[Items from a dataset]
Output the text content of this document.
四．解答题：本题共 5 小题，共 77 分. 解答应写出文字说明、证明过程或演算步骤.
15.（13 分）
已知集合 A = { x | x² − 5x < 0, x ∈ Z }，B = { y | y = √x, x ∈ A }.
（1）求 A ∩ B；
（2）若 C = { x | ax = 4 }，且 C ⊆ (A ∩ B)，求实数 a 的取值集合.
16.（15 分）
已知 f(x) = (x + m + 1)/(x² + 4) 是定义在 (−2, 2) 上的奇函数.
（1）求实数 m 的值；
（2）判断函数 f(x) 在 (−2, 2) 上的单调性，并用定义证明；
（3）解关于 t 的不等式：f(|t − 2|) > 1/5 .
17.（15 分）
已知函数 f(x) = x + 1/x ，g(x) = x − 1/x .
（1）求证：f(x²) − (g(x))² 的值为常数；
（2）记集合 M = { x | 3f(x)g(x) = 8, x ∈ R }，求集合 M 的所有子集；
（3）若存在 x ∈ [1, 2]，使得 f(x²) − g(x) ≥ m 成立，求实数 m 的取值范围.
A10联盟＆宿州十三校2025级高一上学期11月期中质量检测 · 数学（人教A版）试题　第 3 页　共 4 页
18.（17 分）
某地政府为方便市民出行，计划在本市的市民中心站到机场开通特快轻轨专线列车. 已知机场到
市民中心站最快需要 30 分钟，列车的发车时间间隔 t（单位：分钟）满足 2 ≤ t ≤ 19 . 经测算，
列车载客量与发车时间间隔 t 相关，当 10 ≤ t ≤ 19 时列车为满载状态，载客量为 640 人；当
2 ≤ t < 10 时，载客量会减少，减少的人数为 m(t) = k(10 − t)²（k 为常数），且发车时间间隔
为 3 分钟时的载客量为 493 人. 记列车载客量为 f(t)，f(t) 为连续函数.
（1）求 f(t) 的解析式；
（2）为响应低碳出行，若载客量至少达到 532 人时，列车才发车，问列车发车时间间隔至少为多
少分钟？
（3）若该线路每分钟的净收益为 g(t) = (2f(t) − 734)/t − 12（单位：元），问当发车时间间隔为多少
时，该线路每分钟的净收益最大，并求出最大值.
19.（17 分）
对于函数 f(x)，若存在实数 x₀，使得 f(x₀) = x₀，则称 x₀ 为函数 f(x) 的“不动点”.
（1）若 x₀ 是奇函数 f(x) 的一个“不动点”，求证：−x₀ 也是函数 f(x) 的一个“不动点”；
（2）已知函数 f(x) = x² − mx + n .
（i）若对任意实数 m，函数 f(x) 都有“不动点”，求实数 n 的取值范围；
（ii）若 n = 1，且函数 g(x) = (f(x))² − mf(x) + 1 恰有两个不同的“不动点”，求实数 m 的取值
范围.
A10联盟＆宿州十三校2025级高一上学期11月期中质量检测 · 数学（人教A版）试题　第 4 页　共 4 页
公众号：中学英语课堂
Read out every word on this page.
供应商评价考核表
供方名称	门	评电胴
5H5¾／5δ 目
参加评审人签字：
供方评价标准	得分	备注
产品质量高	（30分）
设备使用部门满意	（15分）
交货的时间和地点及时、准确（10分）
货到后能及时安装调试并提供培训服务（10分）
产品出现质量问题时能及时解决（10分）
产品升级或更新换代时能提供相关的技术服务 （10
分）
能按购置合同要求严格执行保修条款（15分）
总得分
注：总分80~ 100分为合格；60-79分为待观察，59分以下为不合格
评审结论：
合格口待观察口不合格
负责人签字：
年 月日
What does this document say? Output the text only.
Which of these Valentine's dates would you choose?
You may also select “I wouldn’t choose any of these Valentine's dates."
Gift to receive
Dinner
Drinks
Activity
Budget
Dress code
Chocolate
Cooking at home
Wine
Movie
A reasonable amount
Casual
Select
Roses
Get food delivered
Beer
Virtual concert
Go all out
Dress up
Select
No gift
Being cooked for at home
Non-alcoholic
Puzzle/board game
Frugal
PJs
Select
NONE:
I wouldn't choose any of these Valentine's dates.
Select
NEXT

▶ [STATED TASK]:
Find and copy every line in the entries above where the string "Valentine" occurs.

▶ [OUTPUT FOR THIS EXERCISE]:
Which of these Valentine's dates would you choose?
You may also select “I wouldn’t choose any of these Valentine's dates."
I wouldn't choose any of these Valentine's dates.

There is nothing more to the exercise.